YOUR GOAL.
Locate each line below that contains the string "interactable" and copy it in full. Matching is case-sensitive.

STORED ROWS.

::::

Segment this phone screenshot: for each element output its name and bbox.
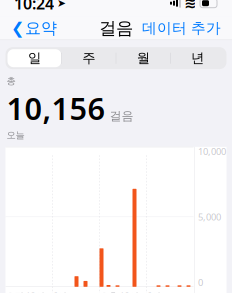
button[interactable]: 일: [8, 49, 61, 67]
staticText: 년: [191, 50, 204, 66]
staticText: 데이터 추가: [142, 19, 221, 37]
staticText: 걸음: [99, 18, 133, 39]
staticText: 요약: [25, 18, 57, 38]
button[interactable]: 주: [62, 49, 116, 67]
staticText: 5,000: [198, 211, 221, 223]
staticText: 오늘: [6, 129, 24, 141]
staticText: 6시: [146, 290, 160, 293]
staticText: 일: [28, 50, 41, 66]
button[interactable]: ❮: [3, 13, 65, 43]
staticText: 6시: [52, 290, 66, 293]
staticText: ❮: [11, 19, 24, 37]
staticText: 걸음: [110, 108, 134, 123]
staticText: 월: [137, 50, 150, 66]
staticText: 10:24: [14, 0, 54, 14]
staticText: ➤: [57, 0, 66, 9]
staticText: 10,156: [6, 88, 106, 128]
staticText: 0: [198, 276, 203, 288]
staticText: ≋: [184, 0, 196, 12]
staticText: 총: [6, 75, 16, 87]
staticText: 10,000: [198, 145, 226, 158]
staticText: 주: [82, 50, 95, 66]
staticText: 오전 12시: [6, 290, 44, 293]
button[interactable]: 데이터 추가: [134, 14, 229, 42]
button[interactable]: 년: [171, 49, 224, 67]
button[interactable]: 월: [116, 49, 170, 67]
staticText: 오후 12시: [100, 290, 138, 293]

::::

ANSWER TO THE TASK.
button[interactable]: 일: [8, 49, 61, 67]
button[interactable]: 주: [62, 49, 116, 67]
button[interactable]: ❮: [3, 13, 65, 43]
button[interactable]: 데이터 추가: [134, 14, 229, 42]
button[interactable]: 년: [171, 49, 224, 67]
button[interactable]: 월: [116, 49, 170, 67]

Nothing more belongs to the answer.